Pull out each line of the data that includes the word "urgence".

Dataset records
%%

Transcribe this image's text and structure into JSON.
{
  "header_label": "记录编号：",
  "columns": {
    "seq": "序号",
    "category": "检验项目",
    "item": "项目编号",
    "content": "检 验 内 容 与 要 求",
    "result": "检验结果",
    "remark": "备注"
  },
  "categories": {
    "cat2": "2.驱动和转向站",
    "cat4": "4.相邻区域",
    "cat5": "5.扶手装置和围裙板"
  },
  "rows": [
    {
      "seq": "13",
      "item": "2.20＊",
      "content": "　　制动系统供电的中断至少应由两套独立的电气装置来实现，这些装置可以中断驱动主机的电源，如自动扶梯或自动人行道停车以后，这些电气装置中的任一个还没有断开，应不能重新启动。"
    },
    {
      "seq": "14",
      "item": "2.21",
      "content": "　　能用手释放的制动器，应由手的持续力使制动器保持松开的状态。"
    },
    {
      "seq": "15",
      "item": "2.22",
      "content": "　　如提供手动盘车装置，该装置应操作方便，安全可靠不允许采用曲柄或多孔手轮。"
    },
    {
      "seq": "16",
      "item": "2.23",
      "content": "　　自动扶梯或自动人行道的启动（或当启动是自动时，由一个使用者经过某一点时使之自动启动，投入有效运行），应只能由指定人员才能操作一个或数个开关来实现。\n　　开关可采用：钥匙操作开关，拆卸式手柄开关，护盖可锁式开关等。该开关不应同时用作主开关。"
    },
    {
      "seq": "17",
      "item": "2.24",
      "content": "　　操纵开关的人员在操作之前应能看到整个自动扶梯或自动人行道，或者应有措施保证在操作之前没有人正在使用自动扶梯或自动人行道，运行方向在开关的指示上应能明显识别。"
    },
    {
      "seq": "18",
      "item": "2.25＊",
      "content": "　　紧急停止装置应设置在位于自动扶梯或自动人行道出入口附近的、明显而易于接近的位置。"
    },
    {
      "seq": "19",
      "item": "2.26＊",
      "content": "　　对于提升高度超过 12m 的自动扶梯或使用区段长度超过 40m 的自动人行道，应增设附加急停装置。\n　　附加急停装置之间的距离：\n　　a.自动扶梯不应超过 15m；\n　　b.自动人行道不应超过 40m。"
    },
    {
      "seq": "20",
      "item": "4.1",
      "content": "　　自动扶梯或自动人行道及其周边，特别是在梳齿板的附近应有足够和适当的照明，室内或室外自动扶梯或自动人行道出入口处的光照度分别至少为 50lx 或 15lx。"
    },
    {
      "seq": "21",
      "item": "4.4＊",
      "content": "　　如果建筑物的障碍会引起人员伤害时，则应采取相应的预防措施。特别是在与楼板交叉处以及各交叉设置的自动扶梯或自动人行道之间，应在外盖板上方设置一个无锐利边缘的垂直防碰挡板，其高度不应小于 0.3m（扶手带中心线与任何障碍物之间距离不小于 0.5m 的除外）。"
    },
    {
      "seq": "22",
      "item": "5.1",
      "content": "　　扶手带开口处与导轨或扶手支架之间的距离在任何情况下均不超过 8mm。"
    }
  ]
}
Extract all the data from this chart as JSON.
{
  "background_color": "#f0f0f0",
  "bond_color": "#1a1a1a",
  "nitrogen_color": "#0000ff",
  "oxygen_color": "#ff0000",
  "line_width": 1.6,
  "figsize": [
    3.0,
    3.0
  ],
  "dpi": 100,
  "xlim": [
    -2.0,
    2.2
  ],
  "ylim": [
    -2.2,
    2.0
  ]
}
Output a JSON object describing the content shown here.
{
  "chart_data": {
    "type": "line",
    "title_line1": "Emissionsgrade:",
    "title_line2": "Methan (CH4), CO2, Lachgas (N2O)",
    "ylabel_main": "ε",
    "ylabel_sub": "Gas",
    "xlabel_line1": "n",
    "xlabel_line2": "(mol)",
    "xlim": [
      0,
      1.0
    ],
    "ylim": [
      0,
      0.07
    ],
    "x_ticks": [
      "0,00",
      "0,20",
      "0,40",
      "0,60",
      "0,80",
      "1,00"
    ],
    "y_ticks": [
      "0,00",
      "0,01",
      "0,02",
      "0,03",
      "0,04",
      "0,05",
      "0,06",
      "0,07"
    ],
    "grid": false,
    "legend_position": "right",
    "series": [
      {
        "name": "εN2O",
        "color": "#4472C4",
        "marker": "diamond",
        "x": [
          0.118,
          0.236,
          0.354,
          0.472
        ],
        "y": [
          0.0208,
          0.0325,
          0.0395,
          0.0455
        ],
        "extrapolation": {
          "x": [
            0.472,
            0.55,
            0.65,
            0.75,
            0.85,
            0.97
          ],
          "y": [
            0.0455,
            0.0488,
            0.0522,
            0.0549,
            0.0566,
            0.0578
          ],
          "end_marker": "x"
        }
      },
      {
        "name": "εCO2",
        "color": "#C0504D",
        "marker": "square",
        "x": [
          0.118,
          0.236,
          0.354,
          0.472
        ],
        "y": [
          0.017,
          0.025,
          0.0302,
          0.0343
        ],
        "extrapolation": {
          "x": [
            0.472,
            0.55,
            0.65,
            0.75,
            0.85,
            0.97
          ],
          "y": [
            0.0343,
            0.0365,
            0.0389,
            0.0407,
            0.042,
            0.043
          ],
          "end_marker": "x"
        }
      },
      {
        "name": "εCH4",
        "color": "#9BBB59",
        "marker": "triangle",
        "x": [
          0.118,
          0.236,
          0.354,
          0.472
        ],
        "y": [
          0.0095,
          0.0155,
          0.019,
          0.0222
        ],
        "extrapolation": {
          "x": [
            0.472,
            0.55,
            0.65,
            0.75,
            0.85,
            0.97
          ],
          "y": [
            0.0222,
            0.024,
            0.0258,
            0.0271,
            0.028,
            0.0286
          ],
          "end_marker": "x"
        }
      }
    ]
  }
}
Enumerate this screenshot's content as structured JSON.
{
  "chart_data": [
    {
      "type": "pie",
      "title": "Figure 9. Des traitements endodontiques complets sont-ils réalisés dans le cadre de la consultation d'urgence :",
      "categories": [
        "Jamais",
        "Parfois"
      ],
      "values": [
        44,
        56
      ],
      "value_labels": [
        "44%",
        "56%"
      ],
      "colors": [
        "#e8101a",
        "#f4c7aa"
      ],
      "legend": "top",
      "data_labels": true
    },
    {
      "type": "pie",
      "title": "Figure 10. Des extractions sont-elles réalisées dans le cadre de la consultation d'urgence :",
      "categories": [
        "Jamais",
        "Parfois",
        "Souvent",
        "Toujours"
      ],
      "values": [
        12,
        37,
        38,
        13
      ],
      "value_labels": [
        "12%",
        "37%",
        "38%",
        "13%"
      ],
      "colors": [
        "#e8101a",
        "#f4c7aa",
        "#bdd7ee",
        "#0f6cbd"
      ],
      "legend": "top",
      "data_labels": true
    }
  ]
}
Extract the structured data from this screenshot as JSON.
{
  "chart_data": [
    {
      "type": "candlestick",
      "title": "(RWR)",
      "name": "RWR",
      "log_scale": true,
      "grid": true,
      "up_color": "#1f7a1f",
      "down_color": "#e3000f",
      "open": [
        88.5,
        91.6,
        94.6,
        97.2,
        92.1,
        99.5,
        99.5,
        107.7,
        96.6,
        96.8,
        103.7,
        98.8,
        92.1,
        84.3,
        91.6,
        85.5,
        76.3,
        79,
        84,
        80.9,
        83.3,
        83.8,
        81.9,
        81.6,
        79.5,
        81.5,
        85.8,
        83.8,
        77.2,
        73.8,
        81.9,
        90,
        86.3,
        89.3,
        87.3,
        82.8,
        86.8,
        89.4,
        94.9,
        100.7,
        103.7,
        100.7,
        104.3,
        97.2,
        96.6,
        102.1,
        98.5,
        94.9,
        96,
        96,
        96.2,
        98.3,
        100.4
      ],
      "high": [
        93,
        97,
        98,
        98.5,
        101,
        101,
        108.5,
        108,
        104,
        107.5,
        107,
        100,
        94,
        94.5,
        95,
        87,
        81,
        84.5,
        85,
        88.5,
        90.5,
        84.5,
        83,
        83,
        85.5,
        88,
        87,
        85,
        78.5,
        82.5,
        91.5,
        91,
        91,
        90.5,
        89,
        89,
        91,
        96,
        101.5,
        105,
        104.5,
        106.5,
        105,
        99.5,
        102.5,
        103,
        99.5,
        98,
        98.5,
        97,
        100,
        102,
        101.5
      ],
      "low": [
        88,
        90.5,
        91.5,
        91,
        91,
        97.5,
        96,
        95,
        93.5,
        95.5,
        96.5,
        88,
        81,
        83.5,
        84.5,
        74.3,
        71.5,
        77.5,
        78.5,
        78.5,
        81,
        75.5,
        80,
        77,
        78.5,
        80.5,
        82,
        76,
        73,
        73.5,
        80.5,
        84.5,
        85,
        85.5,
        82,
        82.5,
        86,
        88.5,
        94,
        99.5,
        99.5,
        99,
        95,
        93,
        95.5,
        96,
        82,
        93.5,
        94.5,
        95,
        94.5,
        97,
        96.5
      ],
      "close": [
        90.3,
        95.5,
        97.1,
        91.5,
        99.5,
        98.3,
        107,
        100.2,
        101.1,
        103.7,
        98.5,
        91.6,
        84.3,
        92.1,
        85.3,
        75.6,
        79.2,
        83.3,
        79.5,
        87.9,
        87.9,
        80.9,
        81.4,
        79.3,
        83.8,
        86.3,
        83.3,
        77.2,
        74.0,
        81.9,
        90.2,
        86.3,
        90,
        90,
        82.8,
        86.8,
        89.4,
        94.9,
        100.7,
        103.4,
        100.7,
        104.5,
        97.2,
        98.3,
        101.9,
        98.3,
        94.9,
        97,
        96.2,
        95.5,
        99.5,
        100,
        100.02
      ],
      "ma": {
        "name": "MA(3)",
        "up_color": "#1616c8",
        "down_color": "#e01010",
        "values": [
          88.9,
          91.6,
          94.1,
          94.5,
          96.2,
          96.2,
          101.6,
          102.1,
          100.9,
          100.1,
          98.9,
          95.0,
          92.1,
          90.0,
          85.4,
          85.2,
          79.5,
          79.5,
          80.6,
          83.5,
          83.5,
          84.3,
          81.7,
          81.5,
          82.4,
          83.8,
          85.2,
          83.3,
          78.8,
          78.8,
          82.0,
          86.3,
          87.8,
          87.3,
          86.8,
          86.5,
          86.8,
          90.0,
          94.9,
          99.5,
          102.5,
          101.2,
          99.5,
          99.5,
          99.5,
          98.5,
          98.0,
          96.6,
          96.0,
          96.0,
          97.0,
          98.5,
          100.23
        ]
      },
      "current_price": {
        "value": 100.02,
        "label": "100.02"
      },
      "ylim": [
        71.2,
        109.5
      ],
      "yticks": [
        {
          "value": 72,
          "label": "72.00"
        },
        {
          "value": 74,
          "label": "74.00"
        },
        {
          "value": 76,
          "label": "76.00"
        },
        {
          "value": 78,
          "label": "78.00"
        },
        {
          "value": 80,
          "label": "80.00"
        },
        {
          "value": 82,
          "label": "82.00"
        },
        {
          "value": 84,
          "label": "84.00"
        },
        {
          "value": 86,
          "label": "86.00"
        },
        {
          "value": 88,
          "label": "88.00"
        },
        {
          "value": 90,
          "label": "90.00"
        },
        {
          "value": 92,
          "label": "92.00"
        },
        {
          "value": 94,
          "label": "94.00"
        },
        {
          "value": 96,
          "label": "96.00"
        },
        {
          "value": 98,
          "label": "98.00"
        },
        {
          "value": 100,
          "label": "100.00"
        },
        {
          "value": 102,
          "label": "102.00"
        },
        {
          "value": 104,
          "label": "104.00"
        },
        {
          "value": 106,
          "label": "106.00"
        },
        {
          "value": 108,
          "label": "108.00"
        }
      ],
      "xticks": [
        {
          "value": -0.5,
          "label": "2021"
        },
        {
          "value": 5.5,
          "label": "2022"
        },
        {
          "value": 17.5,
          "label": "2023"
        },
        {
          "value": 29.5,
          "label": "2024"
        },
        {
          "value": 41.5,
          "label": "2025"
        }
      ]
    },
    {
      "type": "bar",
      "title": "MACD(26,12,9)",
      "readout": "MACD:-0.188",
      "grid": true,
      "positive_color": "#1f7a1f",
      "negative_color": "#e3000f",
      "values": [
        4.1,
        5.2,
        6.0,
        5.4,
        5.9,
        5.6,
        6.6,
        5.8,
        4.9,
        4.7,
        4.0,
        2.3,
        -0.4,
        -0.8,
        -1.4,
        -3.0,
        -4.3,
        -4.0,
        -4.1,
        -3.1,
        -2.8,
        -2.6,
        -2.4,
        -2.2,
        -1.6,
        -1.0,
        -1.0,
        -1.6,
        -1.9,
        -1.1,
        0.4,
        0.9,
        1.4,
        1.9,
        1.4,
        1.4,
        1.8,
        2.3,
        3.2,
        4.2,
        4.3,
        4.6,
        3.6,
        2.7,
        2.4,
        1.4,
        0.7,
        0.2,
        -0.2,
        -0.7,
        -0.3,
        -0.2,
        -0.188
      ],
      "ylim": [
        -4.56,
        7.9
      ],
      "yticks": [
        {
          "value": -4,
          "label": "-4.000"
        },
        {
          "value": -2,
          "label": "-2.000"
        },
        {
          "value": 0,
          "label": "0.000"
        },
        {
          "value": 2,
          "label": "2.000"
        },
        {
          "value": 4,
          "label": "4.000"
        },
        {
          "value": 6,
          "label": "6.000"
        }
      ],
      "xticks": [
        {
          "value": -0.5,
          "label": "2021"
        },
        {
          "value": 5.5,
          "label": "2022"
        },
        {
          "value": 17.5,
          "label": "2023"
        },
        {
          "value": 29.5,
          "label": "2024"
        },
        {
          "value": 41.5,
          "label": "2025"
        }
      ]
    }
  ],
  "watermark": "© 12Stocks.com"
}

%%

__WRITTEN SOLUTION__:
      "title": "Figure 9. Des traitements endodontiques complets sont-ils réalisés dans le cadre de la consultation d'urgence :",
      "title": "Figure 10. Des extractions sont-elles réalisées dans le cadre de la consultation d'urgence :",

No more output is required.